(Data listing)
------------------------------------------------------------
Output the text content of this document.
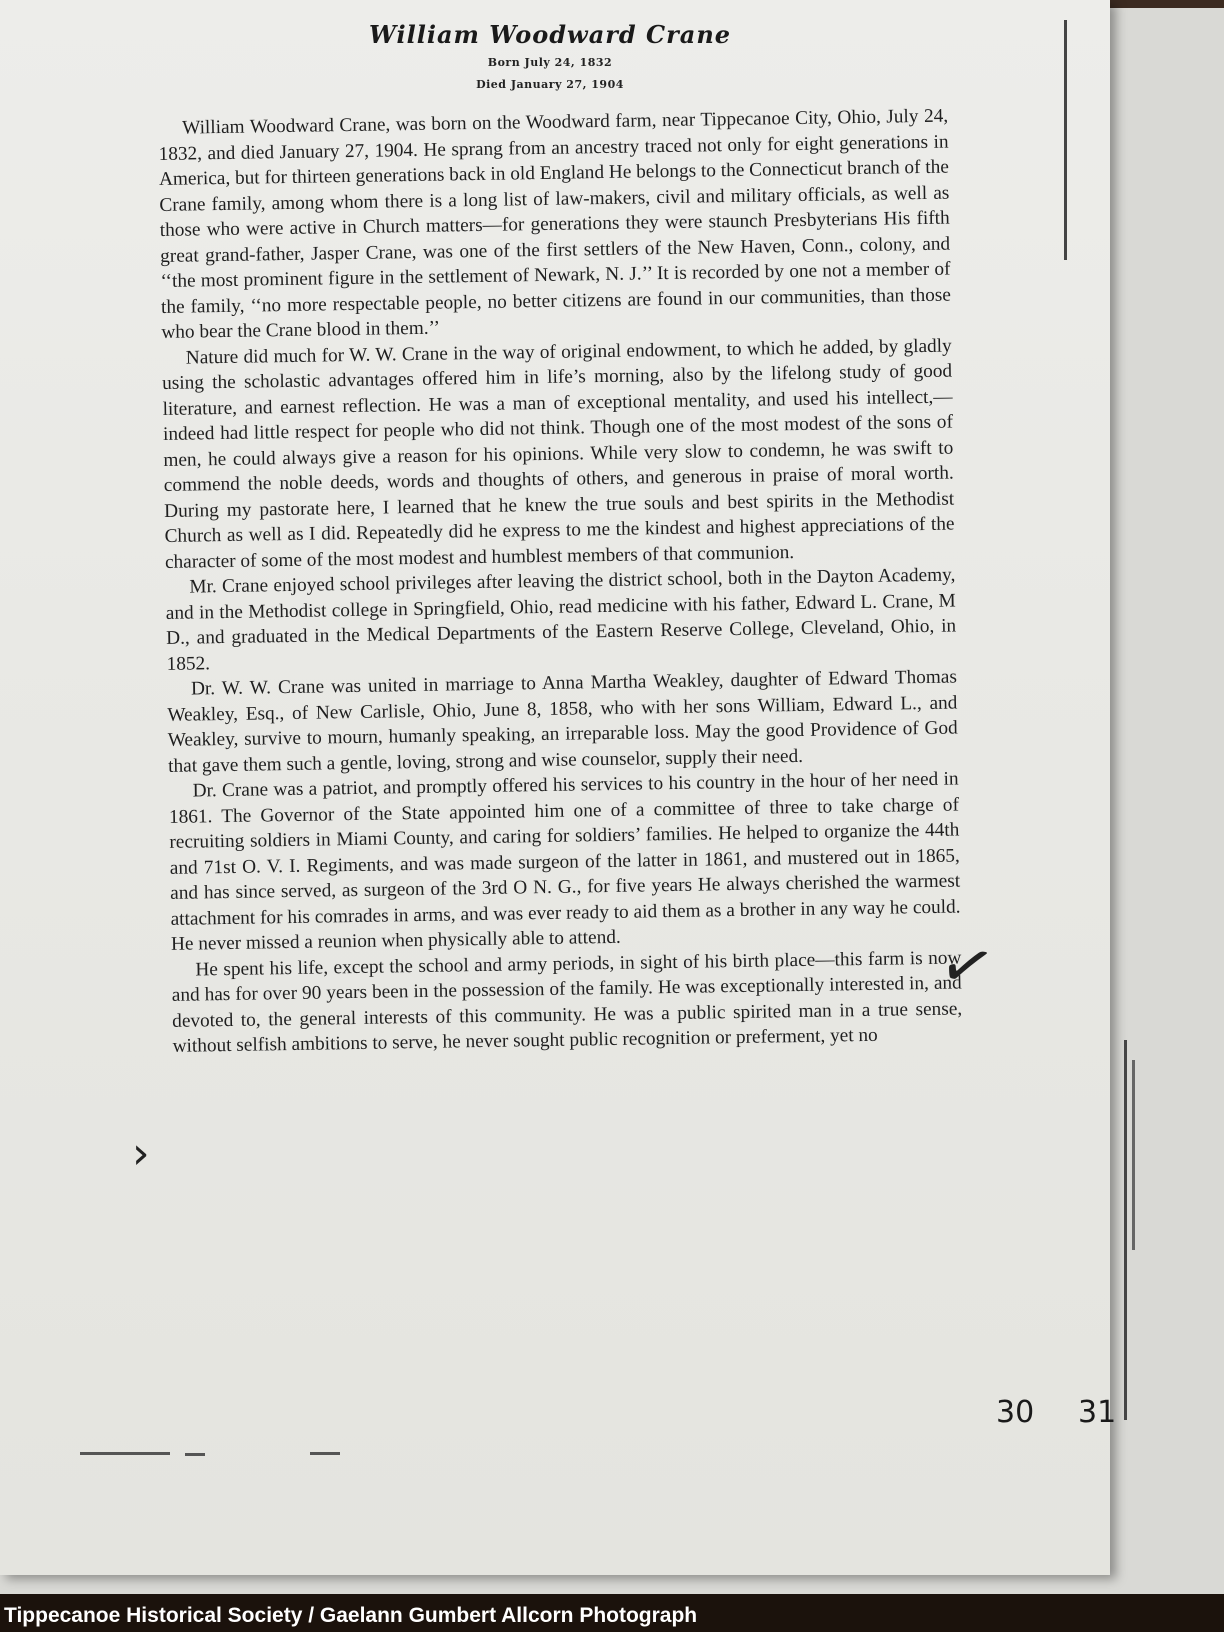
William Woodward Crane
Born July 24, 1832
Died January 27, 1904

William Woodward Crane, was born on the Woodward farm, near Tippecanoe City, Ohio, July 24, 1832, and died January 27, 1904. He sprang from an ancestry traced not only for eight generations in America, but for thirteen generations back in old England He belongs to the Connecticut branch of the Crane family, among whom there is a long list of law-makers, civil and military officials, as well as those who were active in Church matters—for generations they were staunch Presbyterians His fifth great grand-father, Jasper Crane, was one of the first settlers of the New Haven, Conn., colony, and ‘‘the most prominent figure in the settlement of Newark, N. J.’’ It is recorded by one not a member of the family, ‘‘no more respectable people, no better citizens are found in our communities, than those who bear the Crane blood in them.’’

Nature did much for W. W. Crane in the way of original endowment, to which he added, by gladly using the scholastic advantages offered him in life’s morning, also by the lifelong study of good literature, and earnest reflection. He was a man of exceptional mentality, and used his intellect,— indeed had little respect for people who did not think. Though one of the most modest of the sons of men, he could always give a reason for his opinions. While very slow to condemn, he was swift to commend the noble deeds, words and thoughts of others, and generous in praise of moral worth. During my pastorate here, I learned that he knew the true souls and best spirits in the Methodist Church as well as I did. Repeatedly did he express to me the kindest and highest appreciations of the character of some of the most modest and humblest members of that communion.

Mr. Crane enjoyed school privileges after leaving the district school, both in the Dayton Academy, and in the Methodist college in Springfield, Ohio, read medicine with his father, Edward L. Crane, M D., and graduated in the Medical Departments of the Eastern Reserve College, Cleveland, Ohio, in 1852.

Dr. W. W. Crane was united in marriage to Anna Martha Weakley, daughter of Edward Thomas Weakley, Esq., of New Carlisle, Ohio, June 8, 1858, who with her sons William, Edward L., and Weakley, survive to mourn, humanly speaking, an irreparable loss. May the good Providence of God that gave them such a gentle, loving, strong and wise counselor, supply their need.

Dr. Crane was a patriot, and promptly offered his services to his country in the hour of her need in 1861. The Governor of the State appointed him one of a committee of three to take charge of recruiting soldiers in Miami County, and caring for soldiers’ families. He helped to organize the 44th and 71st O. V. I. Regiments, and was made surgeon of the latter in 1861, and mustered out in 1865, and has since served, as surgeon of the 3rd O N. G., for five years He always cherished the warmest attachment for his comrades in arms, and was ever ready to aid them as a brother in any way he could. He never missed a reunion when physically able to attend.

He spent his life, except the school and army periods, in sight of his birth place—this farm is now and has for over 90 years been in the possession of the family. He was exceptionally interested in, and devoted to, the general interests of this community. He was a public spirited man in a true sense, without selfish ambitions to serve, he never sought public recognition or preferment, yet no

✓
›
30 31
Tippecanoe Historical Society / Gaelann Gumbert Allcorn Photograph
------------------------------------------------------------
Directions —
Retype the whole listing, keeping every line identical and omitting all pictures.

Result —
Output the text content of this document.
William Woodward Crane
Born July 24, 1832
Died January 27, 1904

William Woodward Crane, was born on the Woodward farm, near Tippecanoe City, Ohio, July 24, 1832, and died January 27, 1904. He sprang from an ancestry traced not only for eight generations in America, but for thirteen generations back in old England He belongs to the Connecticut branch of the Crane family, among whom there is a long list of law-makers, civil and military officials, as well as those who were active in Church matters—for generations they were staunch Presbyterians His fifth great grand-father, Jasper Crane, was one of the first settlers of the New Haven, Conn., colony, and ‘‘the most prominent figure in the settlement of Newark, N. J.’’ It is recorded by one not a member of the family, ‘‘no more respectable people, no better citizens are found in our communities, than those who bear the Crane blood in them.’’

Nature did much for W. W. Crane in the way of original endowment, to which he added, by gladly using the scholastic advantages offered him in life’s morning, also by the lifelong study of good literature, and earnest reflection. He was a man of exceptional mentality, and used his intellect,— indeed had little respect for people who did not think. Though one of the most modest of the sons of men, he could always give a reason for his opinions. While very slow to condemn, he was swift to commend the noble deeds, words and thoughts of others, and generous in praise of moral worth. During my pastorate here, I learned that he knew the true souls and best spirits in the Methodist Church as well as I did. Repeatedly did he express to me the kindest and highest appreciations of the character of some of the most modest and humblest members of that communion.

Mr. Crane enjoyed school privileges after leaving the district school, both in the Dayton Academy, and in the Methodist college in Springfield, Ohio, read medicine with his father, Edward L. Crane, M D., and graduated in the Medical Departments of the Eastern Reserve College, Cleveland, Ohio, in 1852.

Dr. W. W. Crane was united in marriage to Anna Martha Weakley, daughter of Edward Thomas Weakley, Esq., of New Carlisle, Ohio, June 8, 1858, who with her sons William, Edward L., and Weakley, survive to mourn, humanly speaking, an irreparable loss. May the good Providence of God that gave them such a gentle, loving, strong and wise counselor, supply their need.

Dr. Crane was a patriot, and promptly offered his services to his country in the hour of her need in 1861. The Governor of the State appointed him one of a committee of three to take charge of recruiting soldiers in Miami County, and caring for soldiers’ families. He helped to organize the 44th and 71st O. V. I. Regiments, and was made surgeon of the latter in 1861, and mustered out in 1865, and has since served, as surgeon of the 3rd O N. G., for five years He always cherished the warmest attachment for his comrades in arms, and was ever ready to aid them as a brother in any way he could. He never missed a reunion when physically able to attend.

He spent his life, except the school and army periods, in sight of his birth place—this farm is now and has for over 90 years been in the possession of the family. He was exceptionally interested in, and devoted to, the general interests of this community. He was a public spirited man in a true sense, without selfish ambitions to serve, he never sought public recognition or preferment, yet no

✓
›
30 31
Tippecanoe Historical Society / Gaelann Gumbert Allcorn Photograph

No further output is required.